> _EXERCISE OBJECTIVE_
Leave out the pictures and copy the remaining records exactly.

[Stored data]
_ _ _

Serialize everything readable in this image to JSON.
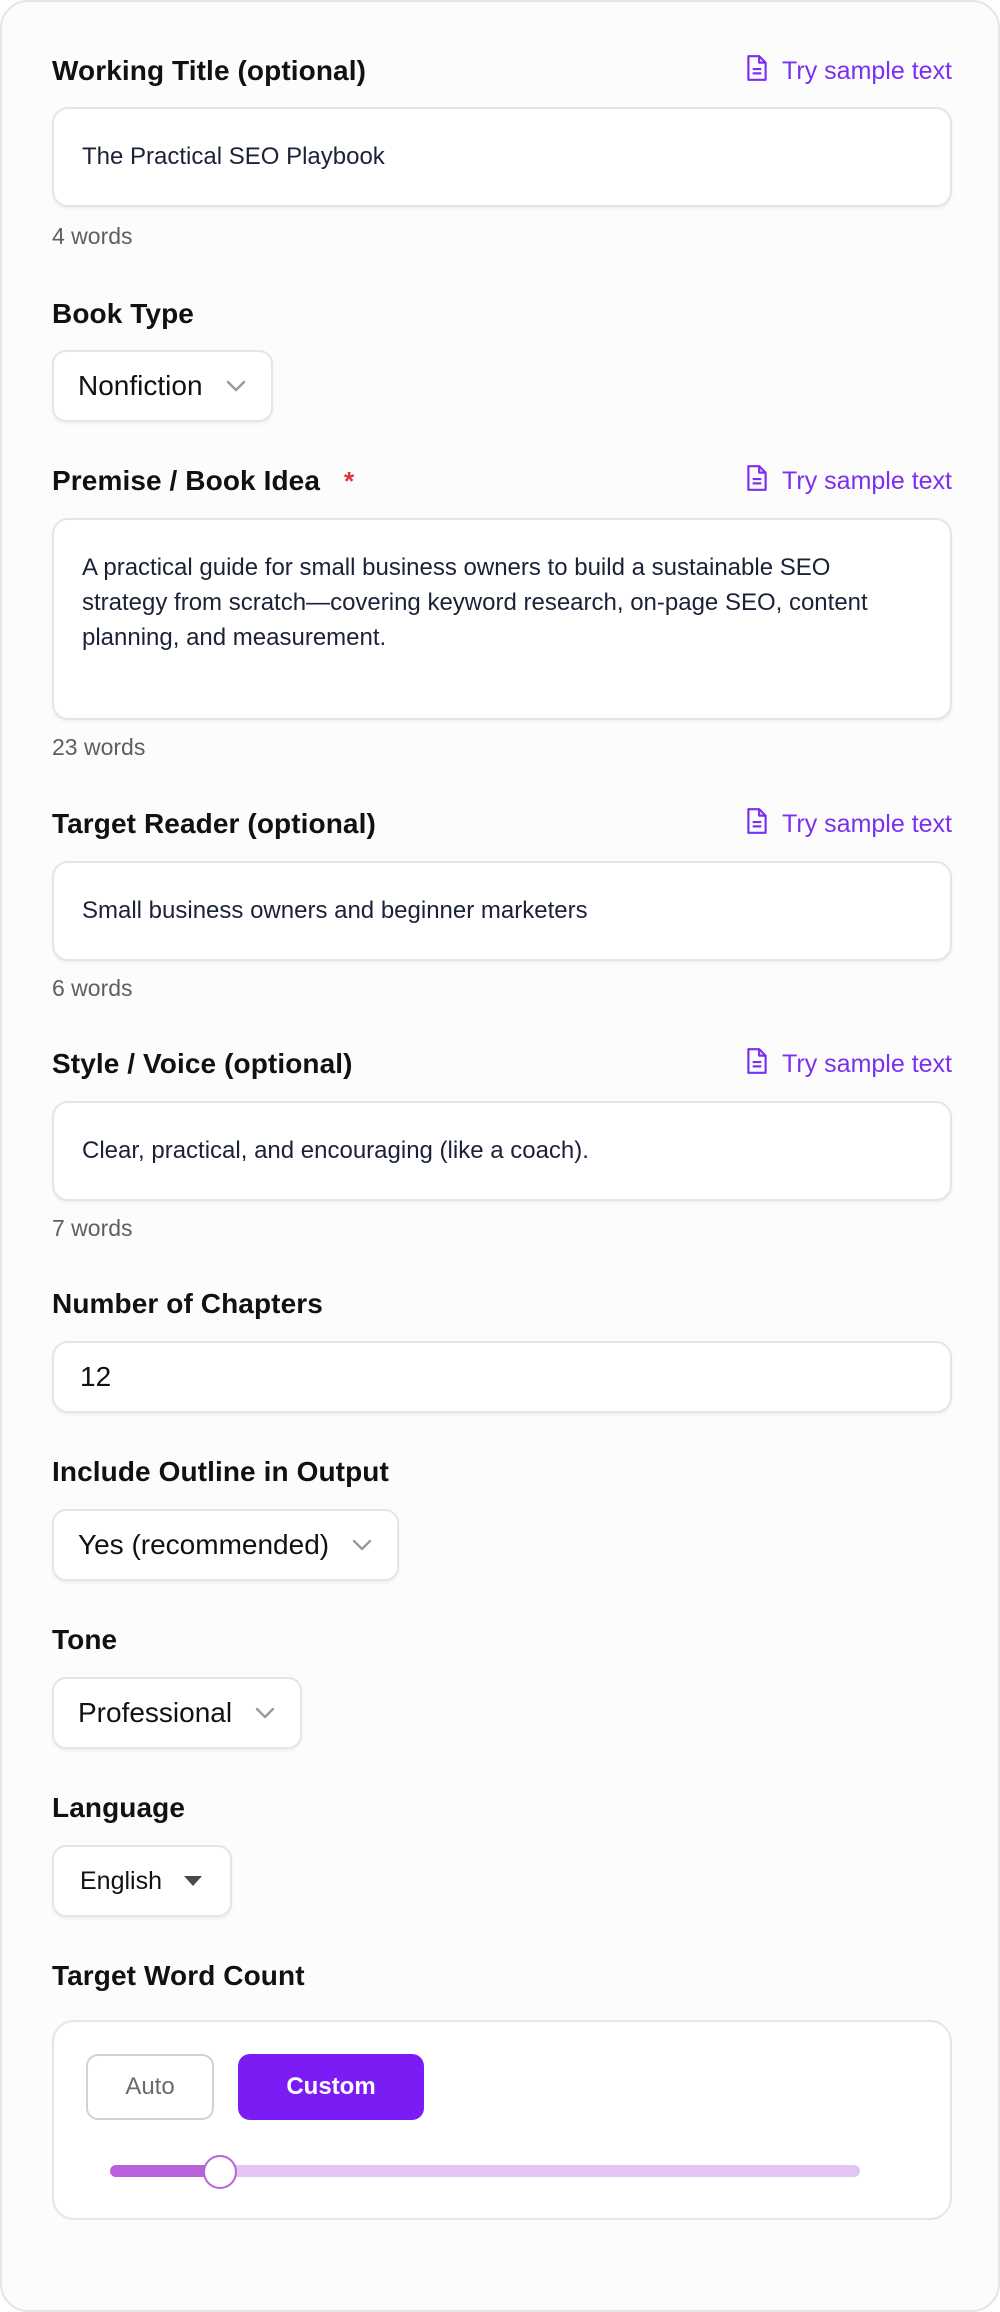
{
  "working_title": {
    "label": "Working Title (optional)",
    "sample_label": "Try sample text",
    "value": "The Practical SEO Playbook",
    "word_count": "4 words"
  },
  "book_type": {
    "label": "Book Type",
    "value": "Nonfiction"
  },
  "premise": {
    "label": "Premise / Book Idea",
    "required_mark": "*",
    "sample_label": "Try sample text",
    "value": "A practical guide for small business owners to build a sustainable SEO strategy from scratch—covering keyword research, on-page SEO, content planning, and measurement.",
    "word_count": "23 words"
  },
  "target_reader": {
    "label": "Target Reader (optional)",
    "sample_label": "Try sample text",
    "value": "Small business owners and beginner marketers",
    "word_count": "6 words"
  },
  "style_voice": {
    "label": "Style / Voice (optional)",
    "sample_label": "Try sample text",
    "value": "Clear, practical, and encouraging (like a coach).",
    "word_count": "7 words"
  },
  "chapters": {
    "label": "Number of Chapters",
    "value": "12"
  },
  "outline": {
    "label": "Include Outline in Output",
    "value": "Yes (recommended)"
  },
  "tone": {
    "label": "Tone",
    "value": "Professional"
  },
  "language": {
    "label": "Language",
    "value": "English"
  },
  "word_count_target": {
    "label": "Target Word Count",
    "auto_label": "Auto",
    "custom_label": "Custom",
    "mode": "Custom",
    "slider_fraction": 0.147
  },
  "colors": {
    "accent": "#7a1cf3",
    "link": "#7b2ff0",
    "required": "#e0313e",
    "slider_fill": "#b862dc",
    "slider_track": "#e2c5f1"
  },
  "icons": {
    "sample": "document-icon",
    "dropdown": "chevron-down-icon",
    "language_dropdown": "caret-down-icon"
  }
}
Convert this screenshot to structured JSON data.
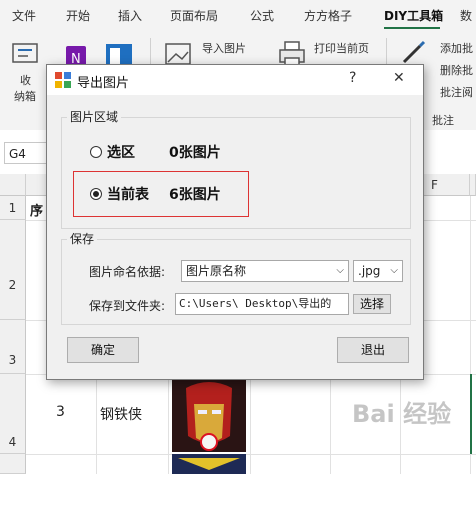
{
  "ribbon": {
    "tabs": [
      "文件",
      "开始",
      "插入",
      "页面布局",
      "公式",
      "方方格子",
      "DIY工具箱",
      "数"
    ],
    "active_tab": "DIY工具箱",
    "buttons": {
      "shou": "收",
      "nazang": "纳箱",
      "insert_picture": "导入图片",
      "print_current": "打印当前页",
      "add_comment": "添加批",
      "delete_comment": "删除批",
      "comment_read": "批注阅",
      "comment_group": "批注"
    }
  },
  "formula_bar": {
    "name_box": "G4"
  },
  "sheet": {
    "columns": [
      "F"
    ],
    "rows": [
      "1",
      "2",
      "3",
      "4"
    ],
    "cells": {
      "a1": "序",
      "row4_num": "3",
      "row4_name": "钢铁侠"
    }
  },
  "dialog": {
    "title": "导出图片",
    "help": "?",
    "close": "✕",
    "region_group": "图片区域",
    "option_selection": "选区",
    "selection_count": "0张图片",
    "option_current_sheet": "当前表",
    "current_sheet_count": "6张图片",
    "save_group": "保存",
    "naming_label": "图片命名依据:",
    "naming_value": "图片原名称",
    "format_value": ".jpg",
    "folder_label": "保存到文件夹:",
    "folder_value": "C:\\Users\\    Desktop\\导出的",
    "browse_button": "选择",
    "ok_button": "确定",
    "exit_button": "退出"
  },
  "watermark": "Bai 经验"
}
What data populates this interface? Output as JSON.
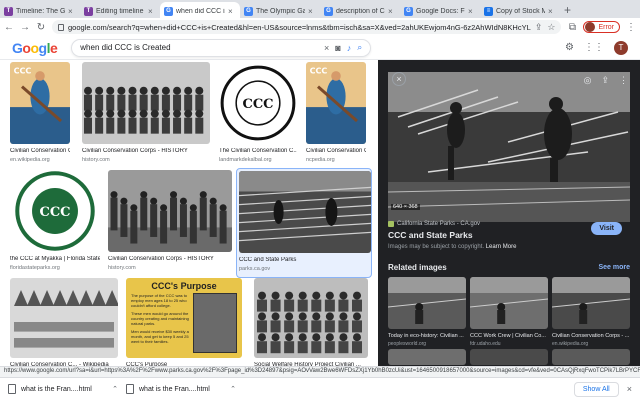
{
  "tabs": [
    {
      "title": "Timeline: The Great",
      "icon": "timeline-favicon",
      "color": "#7b3fa0",
      "glyph": "T",
      "active": false
    },
    {
      "title": "Editing timeline grea",
      "icon": "timeline-favicon",
      "color": "#7b3fa0",
      "glyph": "T",
      "active": false
    },
    {
      "title": "when did CCC is Cre",
      "icon": "google-favicon",
      "color": "#4285f4",
      "glyph": "G",
      "active": true
    },
    {
      "title": "The Olympic Games",
      "icon": "google-favicon",
      "color": "#4285f4",
      "glyph": "G",
      "active": false
    },
    {
      "title": "description of CCC i",
      "icon": "google-favicon",
      "color": "#4285f4",
      "glyph": "G",
      "active": false
    },
    {
      "title": "Google Docs: Free O",
      "icon": "google-favicon",
      "color": "#4285f4",
      "glyph": "G",
      "active": false
    },
    {
      "title": "Copy of Stock Marke",
      "icon": "docs-favicon",
      "color": "#1a73e8",
      "glyph": "≡",
      "active": false
    }
  ],
  "tab_close": "×",
  "new_tab": "+",
  "address": {
    "url": "google.com/search?q=when+did+CCC+is+Created&hl=en-US&source=lnms&tbm=isch&sa=X&ved=2ahUKEwjom4nG-6z2AhWIdN8KHcYLCxUQ_AUoA3oECAIQB..."
  },
  "profile": {
    "error_label": "Error",
    "avatar_letter": "T"
  },
  "search": {
    "query": "when did CCC is Created",
    "logo": [
      "G",
      "o",
      "o",
      "g",
      "l",
      "e"
    ]
  },
  "results": [
    {
      "title": "Civilian Conservation C...",
      "source": "en.wikipedia.org",
      "art": "poster"
    },
    {
      "title": "Civilian Conservation Corps - HISTORY",
      "source": "history.com",
      "art": "crowd"
    },
    {
      "title": "The Civilian Conservation C...",
      "source": "landmarkdekalbal.org",
      "art": "seal-bw"
    },
    {
      "title": "Civilian Conservation C...",
      "source": "ncpedia.org",
      "art": "poster"
    },
    {
      "title": "the CCC at Myakka | Florida State ...",
      "source": "floridastateparks.org",
      "art": "seal-green"
    },
    {
      "title": "Civilian Conservation Corps - HISTORY",
      "source": "history.com",
      "art": "march"
    },
    {
      "title": "CCC and State Parks",
      "source": "parks.ca.gov",
      "art": "logs"
    },
    {
      "title": "Civilian Conservation C... - Wikipedia",
      "source": "",
      "art": "camp"
    },
    {
      "title": "CCC's Purpose",
      "source": "",
      "art": "purpose"
    },
    {
      "title": "Social Welfare History Project Civilian ...",
      "source": "",
      "art": "group"
    }
  ],
  "purpose_card": {
    "heading": "CCC's Purpose",
    "bullets": [
      "The purpose of the CCC was to employ men ages 18 to 25 who couldn't afford college.",
      "These men would go around the country creating and maintaining natural parks.",
      "Men would receive $30 weekly a month, and get to keep 5 and 25 went to their families."
    ]
  },
  "preview": {
    "dims": "640 × 368",
    "site": "California State Parks - CA.gov",
    "title": "CCC and State Parks",
    "visit": "Visit",
    "notice_prefix": "Images may be subject to copyright.",
    "learn_more": "Learn More",
    "related_heading": "Related images",
    "see_more": "See more",
    "related": [
      {
        "title": "Today in eco-history: Civilian ...",
        "source": "peoplesworld.org"
      },
      {
        "title": "CCC Work Crew | Civilian Co...",
        "source": "fdr.udaho.edu"
      },
      {
        "title": "Civilian Conservation Corps - ...",
        "source": "en.wikipedia.org"
      }
    ]
  },
  "statusbar": {
    "url": "https://www.google.com/url?sa=i&url=https%3A%2F%2Fwww.parks.ca.gov%2F%3Fpage_id%3D24897&psig=AOvVaw2Bwe6WFDsZXj1Yb0hB0zcUi&ust=1646500918657000&source=images&cd=vfe&ved=0CAsQjRxqFwoTCPik7LBrPYCFQAAAA..."
  },
  "downloads": {
    "items": [
      "what is the Fran....html",
      "what is the Fran....html"
    ],
    "show_all": "Show All",
    "close": "×"
  },
  "colors": {
    "accent": "#1a73e8",
    "preview_bg": "#202124",
    "error": "#d93025"
  }
}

_ _ _

> _ANSWER TO THE PROBLEM_
Serialize everything readable in this image to JSON.
{
  "working_title": {
    "label": "Working Title (optional)",
    "sample_label": "Try sample text",
    "value": "The Practical SEO Playbook",
    "word_count": "4 words"
  },
  "book_type": {
    "label": "Book Type",
    "value": "Nonfiction"
  },
  "premise": {
    "label": "Premise / Book Idea",
    "required_mark": "*",
    "sample_label": "Try sample text",
    "value": "A practical guide for small business owners to build a sustainable SEO strategy from scratch—covering keyword research, on-page SEO, content planning, and measurement.",
    "word_count": "23 words"
  },
  "target_reader": {
    "label": "Target Reader (optional)",
    "sample_label": "Try sample text",
    "value": "Small business owners and beginner marketers",
    "word_count": "6 words"
  },
  "style_voice": {
    "label": "Style / Voice (optional)",
    "sample_label": "Try sample text",
    "value": "Clear, practical, and encouraging (like a coach).",
    "word_count": "7 words"
  },
  "chapters": {
    "label": "Number of Chapters",
    "value": "12"
  },
  "outline": {
    "label": "Include Outline in Output",
    "value": "Yes (recommended)"
  },
  "tone": {
    "label": "Tone",
    "value": "Professional"
  },
  "language": {
    "label": "Language",
    "value": "English"
  },
  "word_count_target": {
    "label": "Target Word Count",
    "auto_label": "Auto",
    "custom_label": "Custom",
    "mode": "Custom",
    "slider_fraction": 0.147
  },
  "colors": {
    "accent": "#7a1cf3",
    "link": "#7b2ff0",
    "required": "#e0313e",
    "slider_fill": "#b862dc",
    "slider_track": "#e2c5f1"
  },
  "icons": {
    "sample": "document-icon",
    "dropdown": "chevron-down-icon",
    "language_dropdown": "caret-down-icon"
  }
}
Convert this screenshot to structured JSON data.
{
  "ribbon": {
    "tabs": [
      "文件",
      "开始",
      "插入",
      "页面布局",
      "公式",
      "方方格子",
      "DIY工具箱",
      "数"
    ],
    "active_tab": "DIY工具箱",
    "buttons": {
      "shou": "收",
      "nazang": "纳箱",
      "insert_picture": "导入图片",
      "print_current": "打印当前页",
      "add_comment": "添加批",
      "delete_comment": "删除批",
      "comment_read": "批注阅",
      "comment_group": "批注"
    }
  },
  "formula_bar": {
    "name_box": "G4"
  },
  "sheet": {
    "columns": [
      "F"
    ],
    "rows": [
      "1",
      "2",
      "3",
      "4"
    ],
    "cells": {
      "a1": "序",
      "row4_num": "3",
      "row4_name": "钢铁侠"
    }
  },
  "dialog": {
    "title": "导出图片",
    "help": "?",
    "close": "✕",
    "region_group": "图片区域",
    "option_selection": "选区",
    "selection_count": "0张图片",
    "option_current_sheet": "当前表",
    "current_sheet_count": "6张图片",
    "save_group": "保存",
    "naming_label": "图片命名依据:",
    "naming_value": "图片原名称",
    "format_value": ".jpg",
    "folder_label": "保存到文件夹:",
    "folder_value": "C:\\Users\\    Desktop\\导出的",
    "browse_button": "选择",
    "ok_button": "确定",
    "exit_button": "退出"
  },
  "watermark": "Bai 经验"
}
What data populates this interface? Output as JSON.
{
  "tabs": [
    {
      "title": "Timeline: The Great",
      "icon": "timeline-favicon",
      "color": "#7b3fa0",
      "glyph": "T",
      "active": false
    },
    {
      "title": "Editing timeline grea",
      "icon": "timeline-favicon",
      "color": "#7b3fa0",
      "glyph": "T",
      "active": false
    },
    {
      "title": "when did CCC is Cre",
      "icon": "google-favicon",
      "color": "#4285f4",
      "glyph": "G",
      "active": true
    },
    {
      "title": "The Olympic Games",
      "icon": "google-favicon",
      "color": "#4285f4",
      "glyph": "G",
      "active": false
    },
    {
      "title": "description of CCC i",
      "icon": "google-favicon",
      "color": "#4285f4",
      "glyph": "G",
      "active": false
    },
    {
      "title": "Google Docs: Free O",
      "icon": "google-favicon",
      "color": "#4285f4",
      "glyph": "G",
      "active": false
    },
    {
      "title": "Copy of Stock Marke",
      "icon": "docs-favicon",
      "color": "#1a73e8",
      "glyph": "≡",
      "active": false
    }
  ],
  "tab_close": "×",
  "new_tab": "+",
  "address": {
    "url": "google.com/search?q=when+did+CCC+is+Created&hl=en-US&source=lnms&tbm=isch&sa=X&ved=2ahUKEwjom4nG-6z2AhWIdN8KHcYLCxUQ_AUoA3oECAIQB..."
  },
  "profile": {
    "error_label": "Error",
    "avatar_letter": "T"
  },
  "search": {
    "query": "when did CCC is Created",
    "logo": [
      "G",
      "o",
      "o",
      "g",
      "l",
      "e"
    ]
  },
  "results": [
    {
      "title": "Civilian Conservation C...",
      "source": "en.wikipedia.org",
      "art": "poster"
    },
    {
      "title": "Civilian Conservation Corps - HISTORY",
      "source": "history.com",
      "art": "crowd"
    },
    {
      "title": "The Civilian Conservation C...",
      "source": "landmarkdekalbal.org",
      "art": "seal-bw"
    },
    {
      "title": "Civilian Conservation C...",
      "source": "ncpedia.org",
      "art": "poster"
    },
    {
      "title": "the CCC at Myakka | Florida State ...",
      "source": "floridastateparks.org",
      "art": "seal-green"
    },
    {
      "title": "Civilian Conservation Corps - HISTORY",
      "source": "history.com",
      "art": "march"
    },
    {
      "title": "CCC and State Parks",
      "source": "parks.ca.gov",
      "art": "logs"
    },
    {
      "title": "Civilian Conservation C... - Wikipedia",
      "source": "",
      "art": "camp"
    },
    {
      "title": "CCC's Purpose",
      "source": "",
      "art": "purpose"
    },
    {
      "title": "Social Welfare History Project Civilian ...",
      "source": "",
      "art": "group"
    }
  ],
  "purpose_card": {
    "heading": "CCC's Purpose",
    "bullets": [
      "The purpose of the CCC was to employ men ages 18 to 25 who couldn't afford college.",
      "These men would go around the country creating and maintaining natural parks.",
      "Men would receive $30 weekly a month, and get to keep 5 and 25 went to their families."
    ]
  },
  "preview": {
    "dims": "640 × 368",
    "site": "California State Parks - CA.gov",
    "title": "CCC and State Parks",
    "visit": "Visit",
    "notice_prefix": "Images may be subject to copyright.",
    "learn_more": "Learn More",
    "related_heading": "Related images",
    "see_more": "See more",
    "related": [
      {
        "title": "Today in eco-history: Civilian ...",
        "source": "peoplesworld.org"
      },
      {
        "title": "CCC Work Crew | Civilian Co...",
        "source": "fdr.udaho.edu"
      },
      {
        "title": "Civilian Conservation Corps - ...",
        "source": "en.wikipedia.org"
      }
    ]
  },
  "statusbar": {
    "url": "https://www.google.com/url?sa=i&url=https%3A%2F%2Fwww.parks.ca.gov%2F%3Fpage_id%3D24897&psig=AOvVaw2Bwe6WFDsZXj1Yb0hB0zcUi&ust=1646500918657000&source=images&cd=vfe&ved=0CAsQjRxqFwoTCPik7LBrPYCFQAAAA..."
  },
  "downloads": {
    "items": [
      "what is the Fran....html",
      "what is the Fran....html"
    ],
    "show_all": "Show All",
    "close": "×"
  },
  "colors": {
    "accent": "#1a73e8",
    "preview_bg": "#202124",
    "error": "#d93025"
  }
}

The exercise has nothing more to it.